#### Records provided:

━━━━

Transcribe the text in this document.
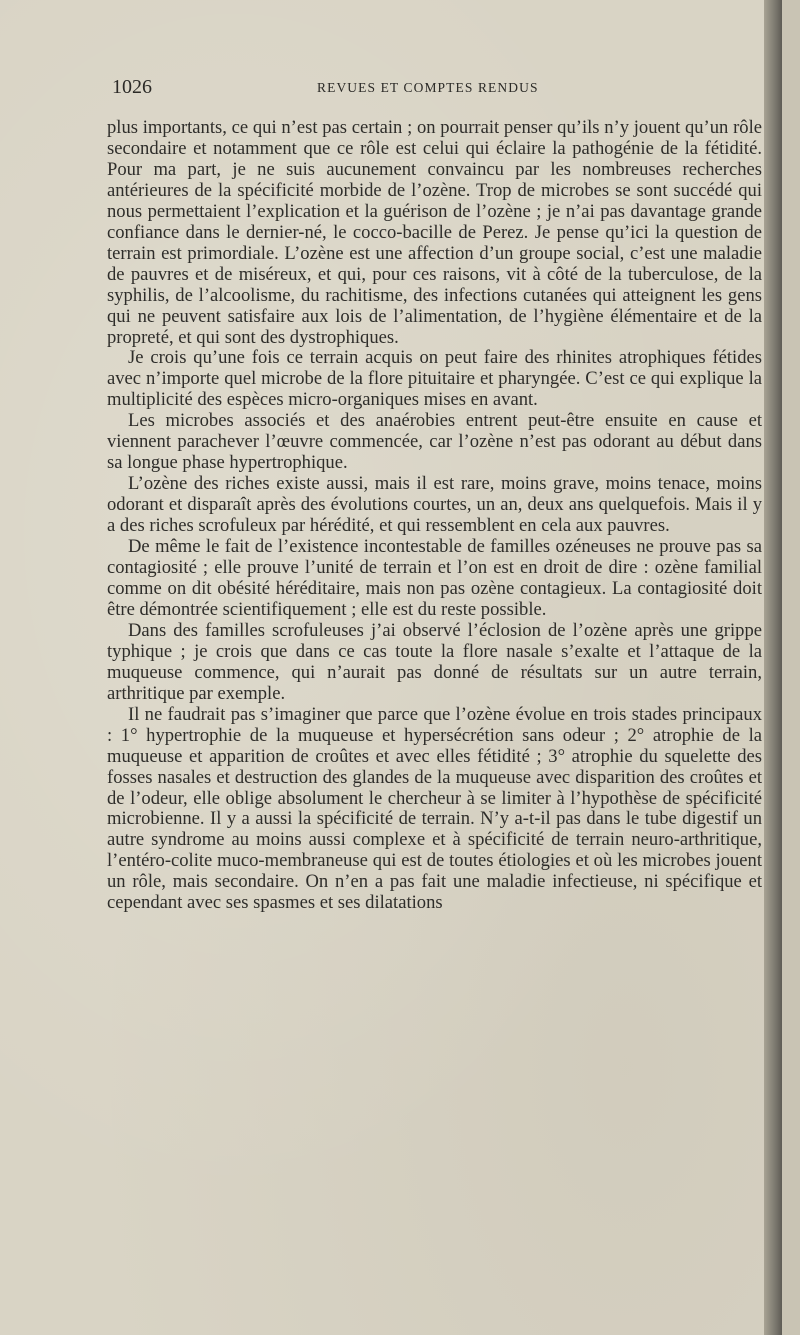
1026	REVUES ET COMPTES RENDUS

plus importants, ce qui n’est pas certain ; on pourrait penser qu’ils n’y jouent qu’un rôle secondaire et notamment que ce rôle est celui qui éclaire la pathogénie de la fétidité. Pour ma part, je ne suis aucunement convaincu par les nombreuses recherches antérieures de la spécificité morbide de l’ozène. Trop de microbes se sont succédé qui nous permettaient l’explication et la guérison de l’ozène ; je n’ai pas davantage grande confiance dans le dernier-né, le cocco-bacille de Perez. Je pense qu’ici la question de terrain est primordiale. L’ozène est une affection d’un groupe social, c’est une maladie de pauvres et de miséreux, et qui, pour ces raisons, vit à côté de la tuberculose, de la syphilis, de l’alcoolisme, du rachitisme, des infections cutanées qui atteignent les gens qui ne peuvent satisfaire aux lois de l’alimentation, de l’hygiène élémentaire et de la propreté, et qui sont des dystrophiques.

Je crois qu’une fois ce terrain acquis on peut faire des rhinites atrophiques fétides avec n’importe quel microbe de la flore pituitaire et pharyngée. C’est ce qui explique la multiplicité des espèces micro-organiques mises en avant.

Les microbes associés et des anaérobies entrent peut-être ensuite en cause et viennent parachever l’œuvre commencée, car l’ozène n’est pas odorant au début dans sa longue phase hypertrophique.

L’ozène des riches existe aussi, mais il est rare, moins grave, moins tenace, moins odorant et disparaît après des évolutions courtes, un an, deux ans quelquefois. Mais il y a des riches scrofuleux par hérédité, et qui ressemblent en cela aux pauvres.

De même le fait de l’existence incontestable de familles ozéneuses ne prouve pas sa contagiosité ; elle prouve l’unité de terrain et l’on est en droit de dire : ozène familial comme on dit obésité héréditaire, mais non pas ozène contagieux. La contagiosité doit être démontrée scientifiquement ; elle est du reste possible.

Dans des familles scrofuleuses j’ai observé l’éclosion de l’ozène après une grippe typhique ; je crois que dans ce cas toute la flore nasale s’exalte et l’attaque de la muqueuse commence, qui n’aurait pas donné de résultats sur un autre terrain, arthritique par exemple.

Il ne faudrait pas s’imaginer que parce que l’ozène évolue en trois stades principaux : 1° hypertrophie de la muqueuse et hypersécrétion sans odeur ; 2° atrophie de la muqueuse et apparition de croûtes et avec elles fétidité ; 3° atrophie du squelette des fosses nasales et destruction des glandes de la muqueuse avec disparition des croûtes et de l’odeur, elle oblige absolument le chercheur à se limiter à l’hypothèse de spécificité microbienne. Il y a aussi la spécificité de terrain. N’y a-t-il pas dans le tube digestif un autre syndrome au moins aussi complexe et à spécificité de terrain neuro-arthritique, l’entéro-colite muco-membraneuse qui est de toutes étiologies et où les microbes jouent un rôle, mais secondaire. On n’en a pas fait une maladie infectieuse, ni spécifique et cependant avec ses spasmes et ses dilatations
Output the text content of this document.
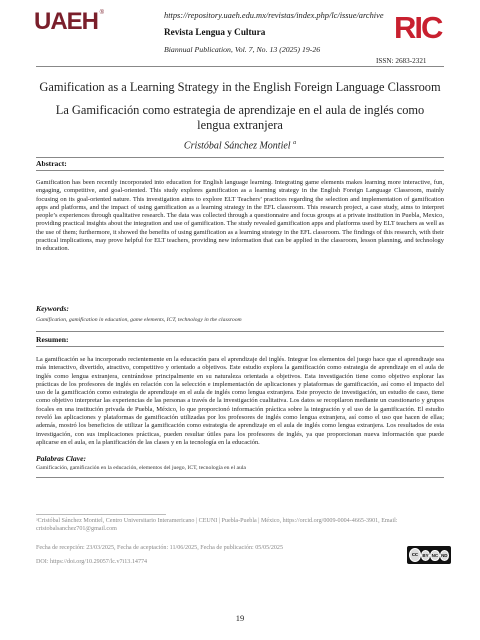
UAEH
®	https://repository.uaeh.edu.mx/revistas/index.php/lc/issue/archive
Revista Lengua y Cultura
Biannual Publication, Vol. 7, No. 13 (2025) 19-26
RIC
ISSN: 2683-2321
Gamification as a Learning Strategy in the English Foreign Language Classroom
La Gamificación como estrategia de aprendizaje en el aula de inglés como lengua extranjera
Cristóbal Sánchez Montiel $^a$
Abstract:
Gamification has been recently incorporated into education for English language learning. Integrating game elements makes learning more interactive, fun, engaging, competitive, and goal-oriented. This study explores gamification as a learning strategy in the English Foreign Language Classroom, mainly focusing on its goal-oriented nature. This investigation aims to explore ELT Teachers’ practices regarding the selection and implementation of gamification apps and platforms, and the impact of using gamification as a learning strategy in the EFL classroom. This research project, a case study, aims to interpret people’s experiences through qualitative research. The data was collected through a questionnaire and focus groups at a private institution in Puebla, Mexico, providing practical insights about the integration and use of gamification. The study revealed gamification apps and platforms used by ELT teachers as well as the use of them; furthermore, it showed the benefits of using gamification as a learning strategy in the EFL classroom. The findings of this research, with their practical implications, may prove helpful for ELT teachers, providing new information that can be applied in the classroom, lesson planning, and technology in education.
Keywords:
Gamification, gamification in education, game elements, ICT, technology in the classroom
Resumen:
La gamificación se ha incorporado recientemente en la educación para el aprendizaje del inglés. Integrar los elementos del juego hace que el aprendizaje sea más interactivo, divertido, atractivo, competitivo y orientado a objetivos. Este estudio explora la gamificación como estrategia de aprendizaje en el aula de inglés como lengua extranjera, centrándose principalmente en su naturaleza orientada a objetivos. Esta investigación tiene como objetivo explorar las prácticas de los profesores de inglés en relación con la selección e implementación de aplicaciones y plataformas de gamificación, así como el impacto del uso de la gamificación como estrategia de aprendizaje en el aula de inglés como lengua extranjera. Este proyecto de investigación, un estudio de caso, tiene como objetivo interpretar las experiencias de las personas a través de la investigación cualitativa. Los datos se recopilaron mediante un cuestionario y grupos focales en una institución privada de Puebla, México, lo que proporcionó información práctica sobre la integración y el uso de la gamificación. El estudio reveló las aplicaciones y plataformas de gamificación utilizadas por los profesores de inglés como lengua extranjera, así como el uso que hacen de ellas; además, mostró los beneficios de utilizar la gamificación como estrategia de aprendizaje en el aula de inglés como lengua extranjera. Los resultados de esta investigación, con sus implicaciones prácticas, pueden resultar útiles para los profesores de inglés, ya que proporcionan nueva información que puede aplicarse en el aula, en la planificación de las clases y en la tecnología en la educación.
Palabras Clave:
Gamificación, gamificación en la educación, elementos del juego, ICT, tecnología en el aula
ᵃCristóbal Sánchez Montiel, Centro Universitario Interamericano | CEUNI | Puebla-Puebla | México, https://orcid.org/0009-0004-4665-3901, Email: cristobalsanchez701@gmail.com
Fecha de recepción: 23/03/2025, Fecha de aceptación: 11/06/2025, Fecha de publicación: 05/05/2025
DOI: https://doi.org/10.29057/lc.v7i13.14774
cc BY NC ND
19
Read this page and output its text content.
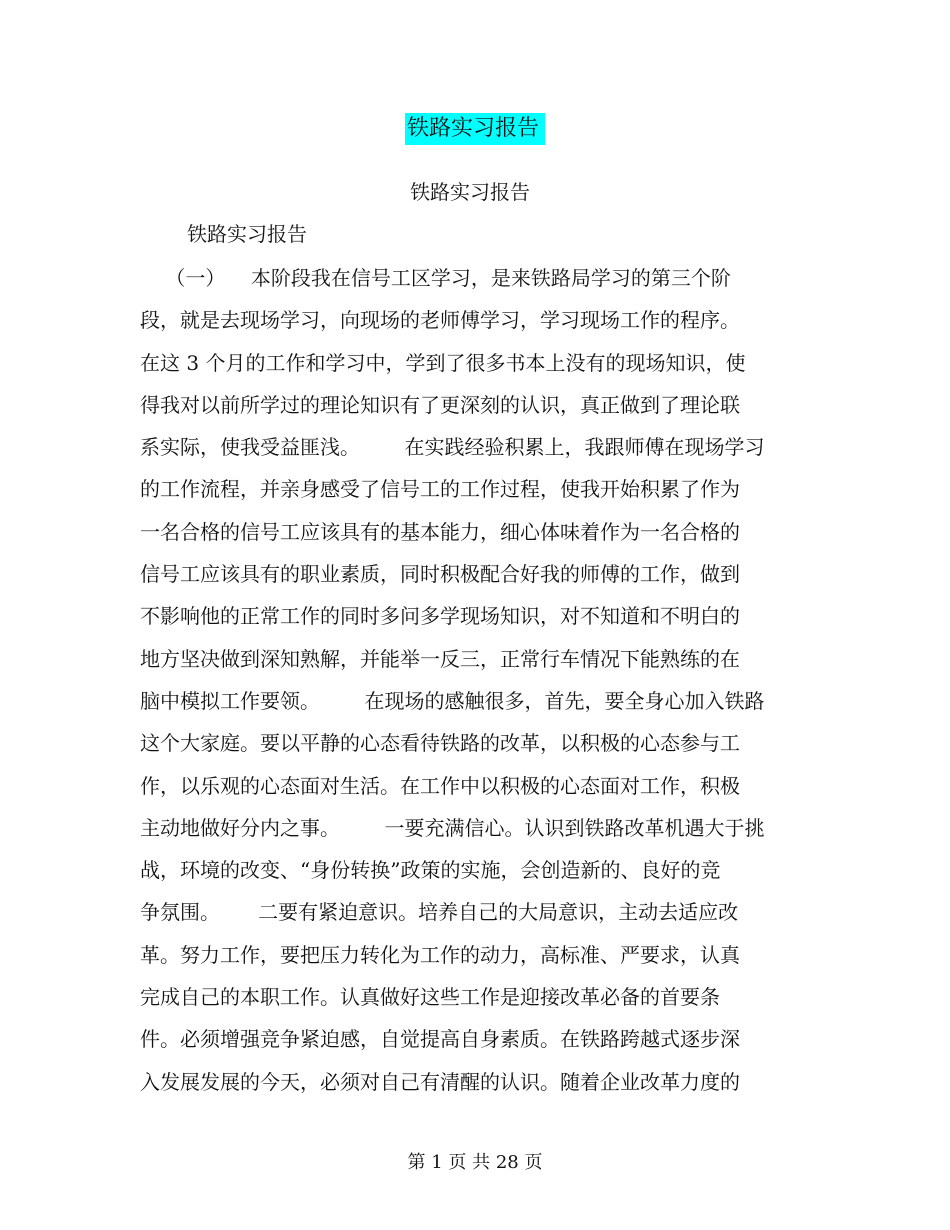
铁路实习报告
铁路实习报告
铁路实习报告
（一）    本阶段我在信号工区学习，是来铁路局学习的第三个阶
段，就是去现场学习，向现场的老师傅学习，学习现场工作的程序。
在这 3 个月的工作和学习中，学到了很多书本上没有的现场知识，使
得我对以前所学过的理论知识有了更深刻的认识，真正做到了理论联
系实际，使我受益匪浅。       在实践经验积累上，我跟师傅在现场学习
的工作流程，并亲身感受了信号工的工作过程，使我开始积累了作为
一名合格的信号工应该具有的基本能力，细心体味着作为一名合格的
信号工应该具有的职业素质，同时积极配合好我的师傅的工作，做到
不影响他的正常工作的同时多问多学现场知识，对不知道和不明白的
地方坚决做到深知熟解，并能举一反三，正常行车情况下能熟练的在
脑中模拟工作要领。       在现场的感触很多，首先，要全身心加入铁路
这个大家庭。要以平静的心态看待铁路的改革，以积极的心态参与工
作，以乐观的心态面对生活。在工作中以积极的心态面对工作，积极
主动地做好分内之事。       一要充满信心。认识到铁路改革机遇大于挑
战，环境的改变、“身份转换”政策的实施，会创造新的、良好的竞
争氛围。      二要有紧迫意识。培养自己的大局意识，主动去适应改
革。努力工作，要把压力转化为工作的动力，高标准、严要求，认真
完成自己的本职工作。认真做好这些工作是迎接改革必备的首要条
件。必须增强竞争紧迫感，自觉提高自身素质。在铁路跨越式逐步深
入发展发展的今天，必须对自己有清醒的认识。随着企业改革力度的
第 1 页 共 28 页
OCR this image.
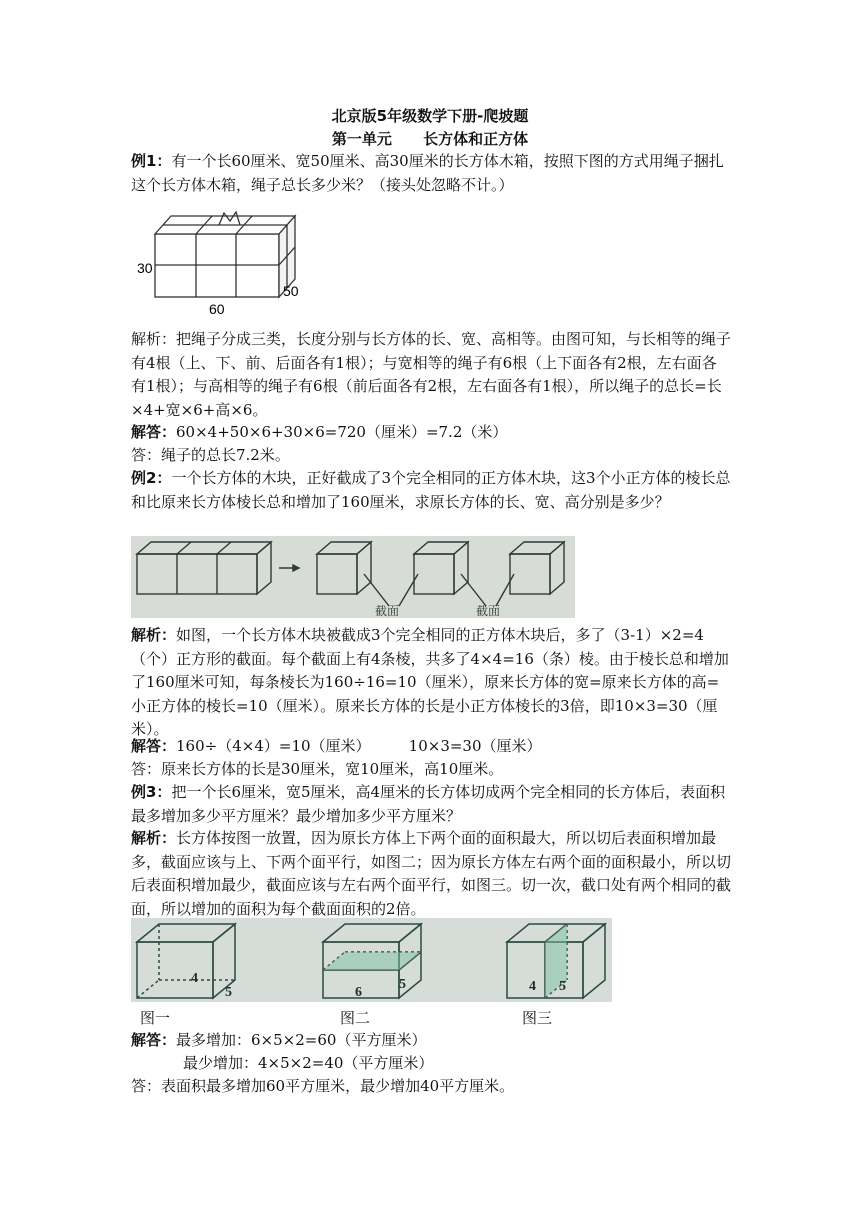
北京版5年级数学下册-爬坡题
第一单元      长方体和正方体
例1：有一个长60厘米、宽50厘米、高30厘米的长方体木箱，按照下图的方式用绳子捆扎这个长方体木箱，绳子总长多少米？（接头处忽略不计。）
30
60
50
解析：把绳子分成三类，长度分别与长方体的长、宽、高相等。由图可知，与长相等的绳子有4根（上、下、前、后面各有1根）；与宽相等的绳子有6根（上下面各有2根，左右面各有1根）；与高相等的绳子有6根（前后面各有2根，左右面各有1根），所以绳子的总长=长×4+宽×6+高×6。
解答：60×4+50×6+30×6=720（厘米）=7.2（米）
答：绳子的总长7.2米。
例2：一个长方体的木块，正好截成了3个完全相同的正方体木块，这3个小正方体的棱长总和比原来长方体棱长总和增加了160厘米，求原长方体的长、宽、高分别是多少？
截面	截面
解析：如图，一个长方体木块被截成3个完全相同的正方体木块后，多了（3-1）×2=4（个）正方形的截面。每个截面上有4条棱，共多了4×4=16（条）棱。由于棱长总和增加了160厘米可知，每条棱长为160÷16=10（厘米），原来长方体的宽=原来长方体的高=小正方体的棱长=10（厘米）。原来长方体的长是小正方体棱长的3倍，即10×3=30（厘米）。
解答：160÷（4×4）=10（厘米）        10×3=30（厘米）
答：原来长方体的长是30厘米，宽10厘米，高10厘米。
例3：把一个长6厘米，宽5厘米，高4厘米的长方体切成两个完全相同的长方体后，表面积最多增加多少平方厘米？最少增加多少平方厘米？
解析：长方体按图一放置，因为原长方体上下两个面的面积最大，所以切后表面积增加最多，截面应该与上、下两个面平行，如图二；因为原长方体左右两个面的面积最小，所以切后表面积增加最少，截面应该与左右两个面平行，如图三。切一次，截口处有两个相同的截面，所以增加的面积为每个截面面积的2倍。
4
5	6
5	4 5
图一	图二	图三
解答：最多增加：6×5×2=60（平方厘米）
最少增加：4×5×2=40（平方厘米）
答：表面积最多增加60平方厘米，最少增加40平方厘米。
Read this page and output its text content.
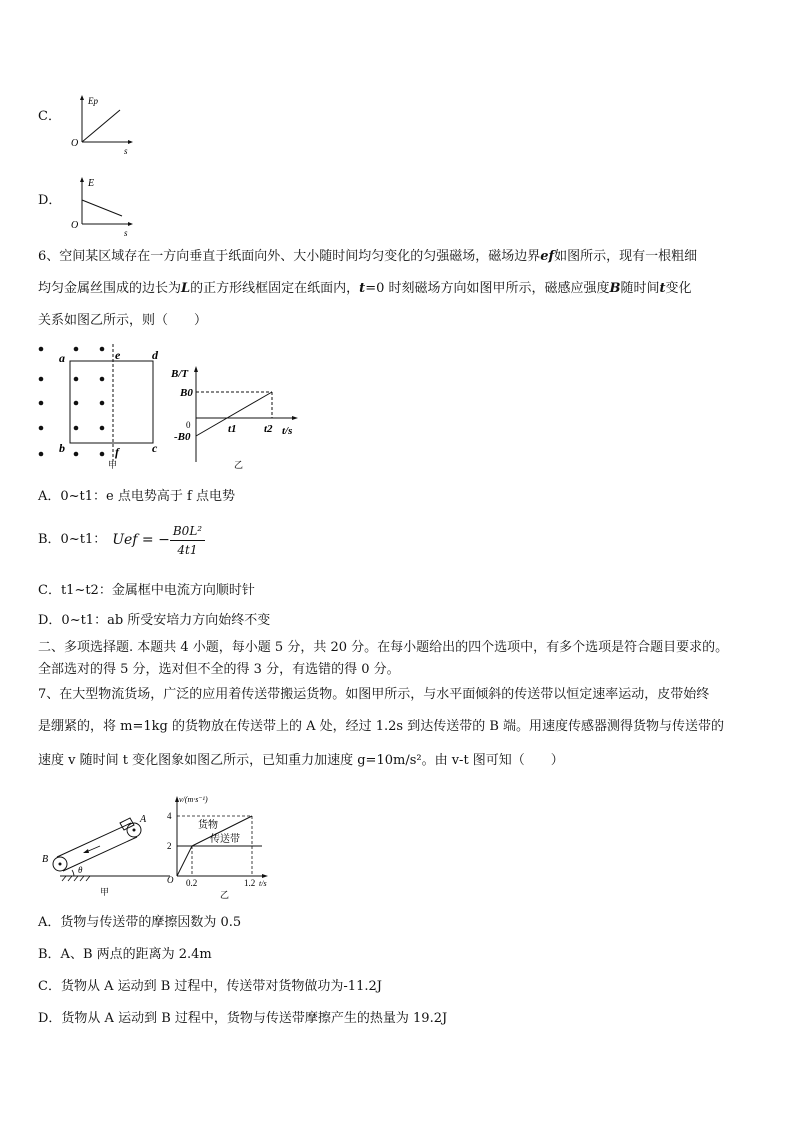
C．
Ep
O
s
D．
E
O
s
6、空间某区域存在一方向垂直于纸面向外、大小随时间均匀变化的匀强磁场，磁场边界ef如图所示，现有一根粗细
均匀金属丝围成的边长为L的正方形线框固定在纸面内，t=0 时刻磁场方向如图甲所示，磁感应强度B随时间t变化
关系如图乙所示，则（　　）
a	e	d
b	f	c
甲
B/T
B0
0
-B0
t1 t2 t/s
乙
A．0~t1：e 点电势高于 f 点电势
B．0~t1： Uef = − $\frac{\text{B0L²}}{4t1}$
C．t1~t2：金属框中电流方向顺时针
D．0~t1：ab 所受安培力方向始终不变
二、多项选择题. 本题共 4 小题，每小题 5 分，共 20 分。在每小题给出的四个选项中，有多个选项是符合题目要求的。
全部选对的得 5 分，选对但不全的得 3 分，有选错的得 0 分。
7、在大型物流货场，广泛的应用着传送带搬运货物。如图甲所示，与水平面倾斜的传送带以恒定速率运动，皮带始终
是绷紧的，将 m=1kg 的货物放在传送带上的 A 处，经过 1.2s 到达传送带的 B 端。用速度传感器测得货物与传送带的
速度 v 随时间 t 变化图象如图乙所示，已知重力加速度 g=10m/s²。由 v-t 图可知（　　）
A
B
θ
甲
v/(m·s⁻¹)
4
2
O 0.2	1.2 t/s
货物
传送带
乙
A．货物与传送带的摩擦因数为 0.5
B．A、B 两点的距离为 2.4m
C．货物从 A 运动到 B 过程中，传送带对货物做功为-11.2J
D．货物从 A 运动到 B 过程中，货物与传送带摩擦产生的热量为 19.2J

━━━━

#### Directions:
Copy all lines of the material above where the string "autre" occurs.

#### The answer:
Dans des familles scrofuleuses j’ai observé l’éclosion de l’ozène après une grippe typhique ; je crois que dans ce cas toute la flore nasale s’exalte et l’attaque de la muqueuse commence, qui n’aurait pas donné de résultats sur un autre terrain, arthritique par exemple.
Il ne faudrait pas s’imaginer que parce que l’ozène évolue en trois stades principaux : 1° hypertrophie de la muqueuse et hypersécrétion sans odeur ; 2° atrophie de la muqueuse et apparition de croûtes et avec elles fétidité ; 3° atrophie du squelette des fosses nasales et destruction des glandes de la muqueuse avec disparition des croûtes et de l’odeur, elle oblige absolument le chercheur à se limiter à l’hypothèse de spécificité microbienne. Il y a aussi la spécificité de terrain. N’y a-t-il pas dans le tube digestif un autre syndrome au moins aussi complexe et à spécificité de terrain neuro-arthritique, l’entéro-colite muco-membraneuse qui est de toutes étiologies et où les microbes jouent un rôle, mais secondaire. On n’en a pas fait une maladie infectieuse, ni spécifique et cependant avec ses spasmes et ses dilatations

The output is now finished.